## [Written task]
How many of the lines below hold the word "this"? Answer only with the number.

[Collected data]

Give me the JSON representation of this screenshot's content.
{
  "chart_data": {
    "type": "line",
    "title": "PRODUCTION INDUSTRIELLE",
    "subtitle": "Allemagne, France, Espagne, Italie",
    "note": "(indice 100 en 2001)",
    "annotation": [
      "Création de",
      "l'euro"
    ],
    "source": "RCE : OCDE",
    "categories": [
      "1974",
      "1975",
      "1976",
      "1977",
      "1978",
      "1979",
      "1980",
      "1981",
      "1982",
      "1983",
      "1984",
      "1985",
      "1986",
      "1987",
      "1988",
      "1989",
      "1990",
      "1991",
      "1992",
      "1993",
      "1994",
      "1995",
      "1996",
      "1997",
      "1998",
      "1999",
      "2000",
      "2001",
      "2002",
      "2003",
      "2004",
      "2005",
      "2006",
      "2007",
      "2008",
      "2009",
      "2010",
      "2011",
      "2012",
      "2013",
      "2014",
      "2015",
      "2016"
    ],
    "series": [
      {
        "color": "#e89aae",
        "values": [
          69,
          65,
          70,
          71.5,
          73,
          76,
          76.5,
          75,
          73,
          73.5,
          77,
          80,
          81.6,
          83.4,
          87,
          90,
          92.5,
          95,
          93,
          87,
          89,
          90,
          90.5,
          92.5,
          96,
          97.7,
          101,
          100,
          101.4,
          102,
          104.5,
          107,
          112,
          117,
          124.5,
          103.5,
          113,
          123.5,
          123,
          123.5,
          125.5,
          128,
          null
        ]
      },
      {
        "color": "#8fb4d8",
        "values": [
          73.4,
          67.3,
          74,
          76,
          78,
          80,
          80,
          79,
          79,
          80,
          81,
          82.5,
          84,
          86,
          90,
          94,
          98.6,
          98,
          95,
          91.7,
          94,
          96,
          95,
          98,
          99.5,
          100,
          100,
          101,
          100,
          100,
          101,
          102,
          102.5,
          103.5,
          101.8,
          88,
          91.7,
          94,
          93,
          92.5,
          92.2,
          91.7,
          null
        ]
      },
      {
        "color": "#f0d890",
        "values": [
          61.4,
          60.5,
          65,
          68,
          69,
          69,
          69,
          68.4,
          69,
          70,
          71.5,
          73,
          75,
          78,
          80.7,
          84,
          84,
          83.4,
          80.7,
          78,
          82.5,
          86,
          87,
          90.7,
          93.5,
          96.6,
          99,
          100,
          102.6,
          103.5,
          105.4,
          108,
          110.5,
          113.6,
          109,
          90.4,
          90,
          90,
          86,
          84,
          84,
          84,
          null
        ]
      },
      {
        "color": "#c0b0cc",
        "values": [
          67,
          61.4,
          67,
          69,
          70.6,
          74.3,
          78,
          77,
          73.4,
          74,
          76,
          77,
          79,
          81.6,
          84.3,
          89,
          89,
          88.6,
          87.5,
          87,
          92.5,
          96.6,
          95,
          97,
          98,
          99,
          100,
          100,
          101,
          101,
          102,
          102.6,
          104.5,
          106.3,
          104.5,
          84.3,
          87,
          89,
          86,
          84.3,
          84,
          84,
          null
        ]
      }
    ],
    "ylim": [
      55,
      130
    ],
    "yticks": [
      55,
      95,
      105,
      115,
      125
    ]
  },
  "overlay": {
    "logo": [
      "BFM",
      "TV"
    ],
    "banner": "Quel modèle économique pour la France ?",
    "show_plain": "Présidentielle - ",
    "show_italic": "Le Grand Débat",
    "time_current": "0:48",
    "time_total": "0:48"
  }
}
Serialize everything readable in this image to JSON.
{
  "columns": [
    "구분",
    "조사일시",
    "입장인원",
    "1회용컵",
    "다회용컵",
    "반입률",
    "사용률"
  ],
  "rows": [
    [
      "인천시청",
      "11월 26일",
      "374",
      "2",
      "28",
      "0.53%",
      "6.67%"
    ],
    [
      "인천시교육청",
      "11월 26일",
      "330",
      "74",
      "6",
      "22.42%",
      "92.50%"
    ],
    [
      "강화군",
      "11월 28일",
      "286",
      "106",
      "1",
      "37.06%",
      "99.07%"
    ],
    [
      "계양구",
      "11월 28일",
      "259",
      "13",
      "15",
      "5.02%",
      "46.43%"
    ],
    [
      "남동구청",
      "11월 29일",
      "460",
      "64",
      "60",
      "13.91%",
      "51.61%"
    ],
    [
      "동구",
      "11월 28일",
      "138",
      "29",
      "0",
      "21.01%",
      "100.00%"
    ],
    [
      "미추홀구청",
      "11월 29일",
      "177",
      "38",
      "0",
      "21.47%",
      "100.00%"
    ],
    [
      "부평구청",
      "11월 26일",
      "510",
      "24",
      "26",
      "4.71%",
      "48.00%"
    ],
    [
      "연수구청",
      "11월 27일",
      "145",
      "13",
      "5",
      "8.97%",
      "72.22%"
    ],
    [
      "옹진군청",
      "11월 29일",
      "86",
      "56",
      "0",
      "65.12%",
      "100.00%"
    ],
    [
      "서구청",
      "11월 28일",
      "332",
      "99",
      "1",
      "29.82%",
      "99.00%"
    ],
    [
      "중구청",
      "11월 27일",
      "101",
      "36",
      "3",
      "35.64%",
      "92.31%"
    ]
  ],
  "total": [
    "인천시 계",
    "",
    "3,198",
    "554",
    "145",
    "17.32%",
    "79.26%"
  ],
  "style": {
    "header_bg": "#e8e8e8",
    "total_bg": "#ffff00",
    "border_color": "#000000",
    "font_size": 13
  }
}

## [Written reply]
2